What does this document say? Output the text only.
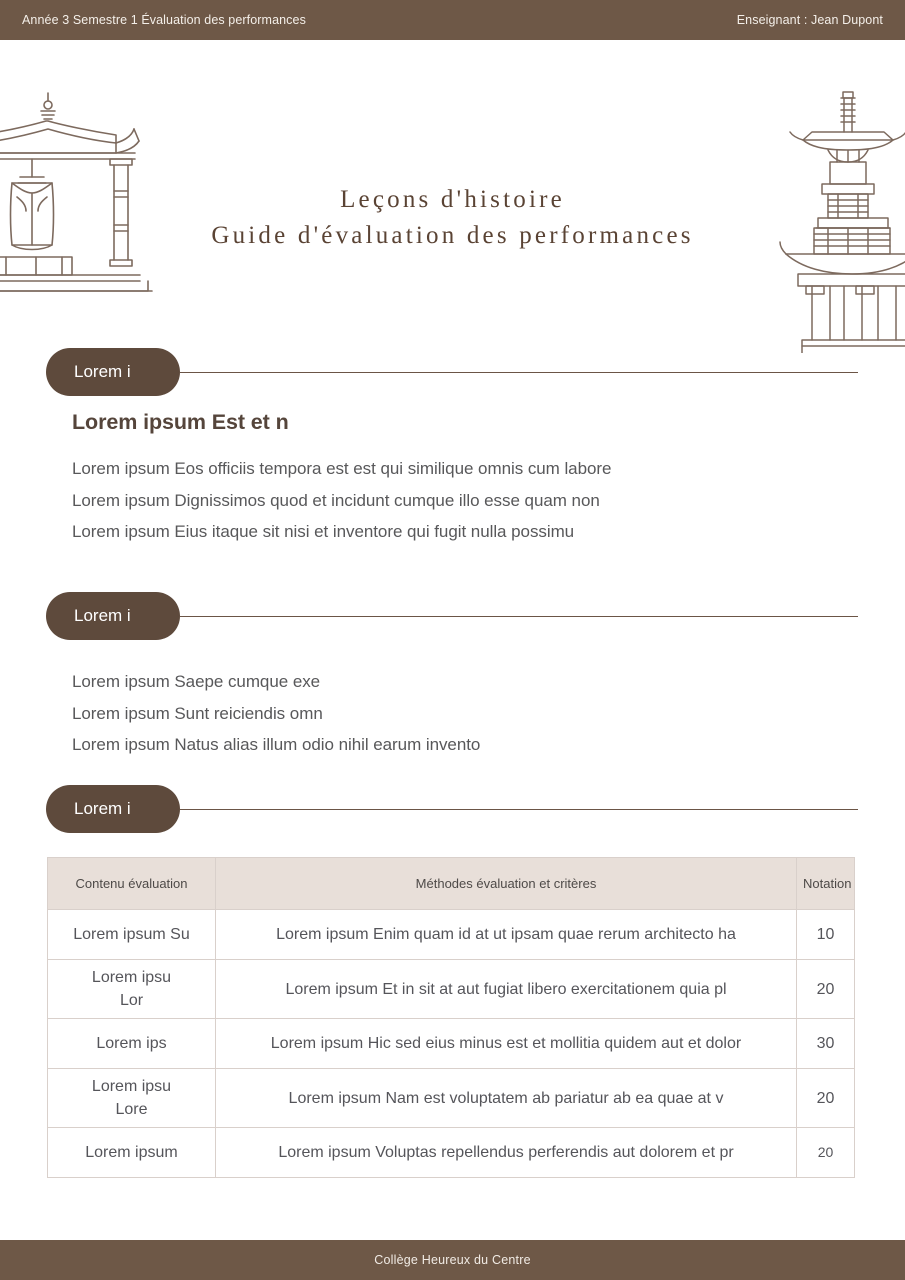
Année 3 Semestre 1 Évaluation des performances	Enseignant : Jean Dupont
Leçons d'histoire
Guide d'évaluation des performances
Lorem i
Lorem ipsum Est et n
Lorem ipsum Eos officiis tempora est est qui similique omnis cum labore
Lorem ipsum Dignissimos quod et incidunt cumque illo esse quam non
Lorem ipsum Eius itaque sit nisi et inventore qui fugit nulla possimu
Lorem i
Lorem ipsum Saepe cumque exe
Lorem ipsum Sunt reiciendis omn
Lorem ipsum Natus alias illum odio nihil earum invento
Lorem i
Contenu évaluation	Méthodes évaluation et critères	Notation
Lorem ipsum Su	Lorem ipsum Enim quam id at ut ipsam quae rerum architecto ha	10

Lorem ipsu
Lor	Lorem ipsum Et in sit at aut fugiat libero exercitationem quia pl	20
Lorem ips	Lorem ipsum Hic sed eius minus est et mollitia quidem aut et dolor	30

Lorem ipsu
Lore	Lorem ipsum Nam est voluptatem ab pariatur ab ea quae at v	20
Lorem ipsum	Lorem ipsum Voluptas repellendus perferendis aut dolorem et pr	20
Collège Heureux du Centre
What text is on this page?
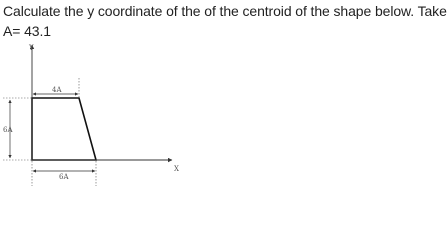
Calculate the y coordinate of the of the centroid of the shape below. Take
A= 43.1
Y
X
4A
6A
6A
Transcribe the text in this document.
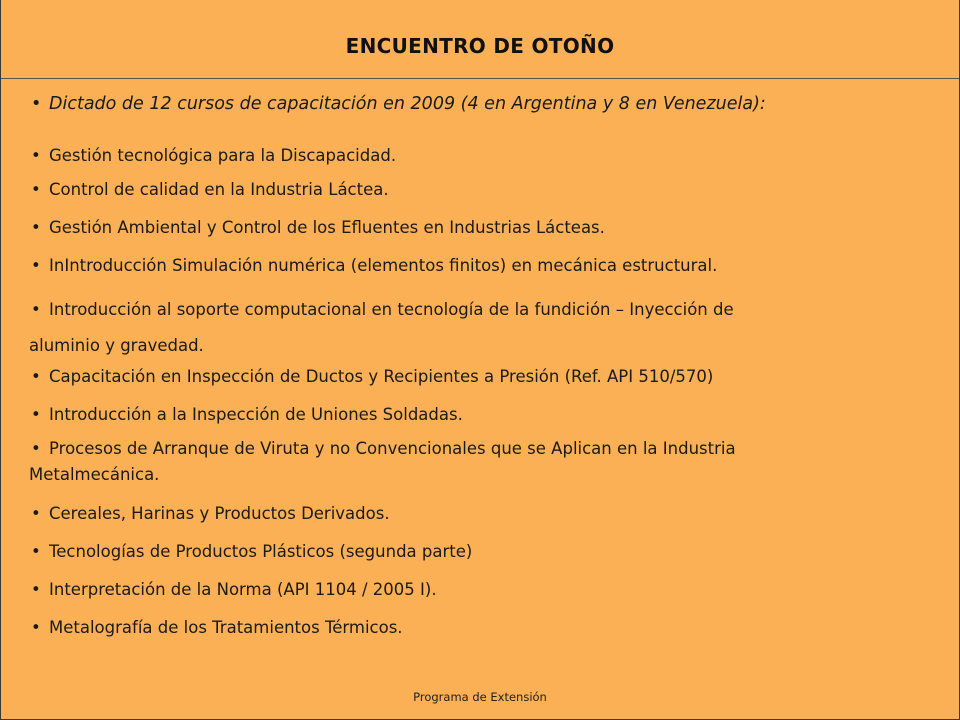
ENCUENTRO DE OTOÑO
• Dictado de 12 cursos de capacitación en 2009 (4 en Argentina y 8 en Venezuela):
• Gestión tecnológica para la Discapacidad.
• Control de calidad en la Industria Láctea.
• Gestión Ambiental y Control de los Efluentes en Industrias Lácteas.
• InIntroducción Simulación numérica (elementos finitos) en mecánica estructural.
• Introducción al soporte computacional en tecnología de la fundición – Inyección de
aluminio y gravedad.
• Capacitación en Inspección de Ductos y Recipientes a Presión (Ref. API 510/570)
• Introducción a la Inspección de Uniones Soldadas.
• Procesos de Arranque de Viruta y no Convencionales que se Aplican en la Industria
Metalmecánica.
• Cereales, Harinas y Productos Derivados.
• Tecnologías de Productos Plásticos (segunda parte)
• Interpretación de la Norma (API 1104 / 2005 I).
• Metalografía de los Tratamientos Térmicos.
Programa de Extensión
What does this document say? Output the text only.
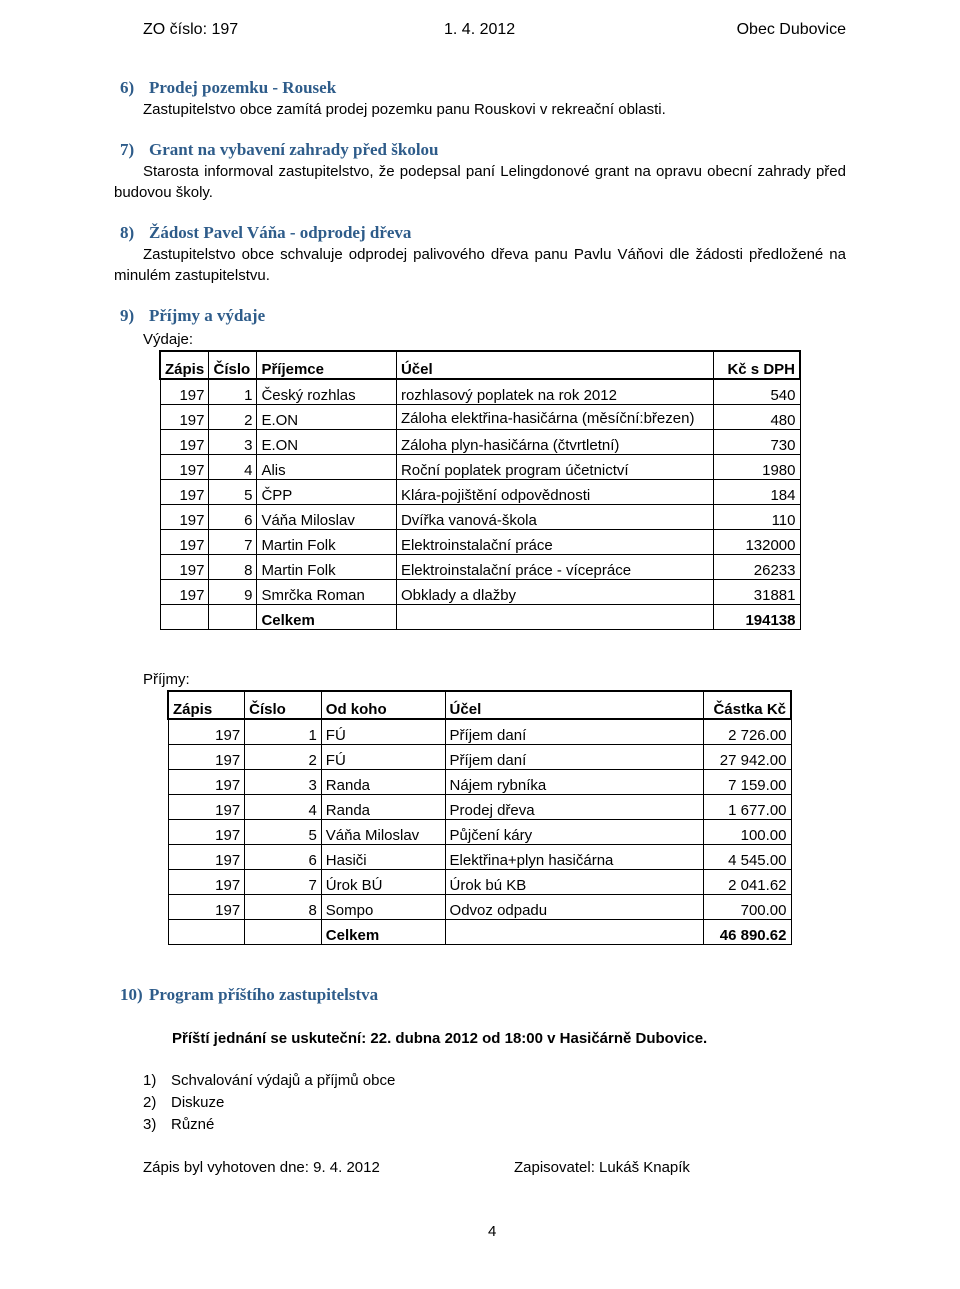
ZO číslo: 197	1. 4. 2012	Obec Dubovice
6) Prodej pozemku - Rousek
Zastupitelstvo obce zamítá prodej pozemku panu Rouskovi v rekreační oblasti.
7) Grant na vybavení zahrady před školou
Starosta informoval zastupitelstvo, že podepsal paní Lelingdonové grant na opravu obecní zahrady před budovou školy.
8) Žádost Pavel Váňa - odprodej dřeva
Zastupitelstvo obce schvaluje odprodej palivového dřeva panu Pavlu Váňovi dle žádosti předložené na minulém zastupitelstvu.
9) Příjmy a výdaje
Výdaje:
Zápis	Číslo	Příjemce	Účel	Kč s DPH
197	1	Český rozhlas	rozhlasový poplatek na rok 2012	540
197	2	E.ON	Záloha elektřina-hasičárna (měsíční:březen)	480
197	3	E.ON	Záloha plyn-hasičárna (čtvrtletní)	730
197	4	Alis	Roční poplatek program účetnictví	1980
197	5	ČPP	Klára-pojištění odpovědnosti	184
197	6	Váňa Miloslav	Dvířka vanová-škola	110
197	7	Martin Folk	Elektroinstalační práce	132000
197	8	Martin Folk	Elektroinstalační práce - vícepráce	26233
197	9	Smrčka Roman	Obklady a dlažby	31881
		Celkem		194138
Příjmy:
Zápis	Číslo	Od koho	Účel	Částka Kč
197	1	FÚ	Příjem daní	2 726.00
197	2	FÚ	Příjem daní	27 942.00
197	3	Randa	Nájem rybníka	7 159.00
197	4	Randa	Prodej dřeva	1 677.00
197	5	Váňa Miloslav	Půjčení káry	100.00
197	6	Hasiči	Elektřina+plyn hasičárna	4 545.00
197	7	Úrok BÚ	Úrok bú KB	2 041.62
197	8	Sompo	Odvoz odpadu	700.00
		Celkem		46 890.62
10) Program příštího zastupitelstva
Příští jednání se uskuteční: 22. dubna 2012 od 18:00 v Hasičárně Dubovice.
1) Schvalování výdajů a příjmů obce
2) Diskuze
3) Různé
Zápis byl vyhotoven dne: 9. 4. 2012	Zapisovatel: Lukáš Knapík
4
────────────────
Task brief – Provide the number of lines in the entries that include "hasičárna", and no other text.

Complete answer – 3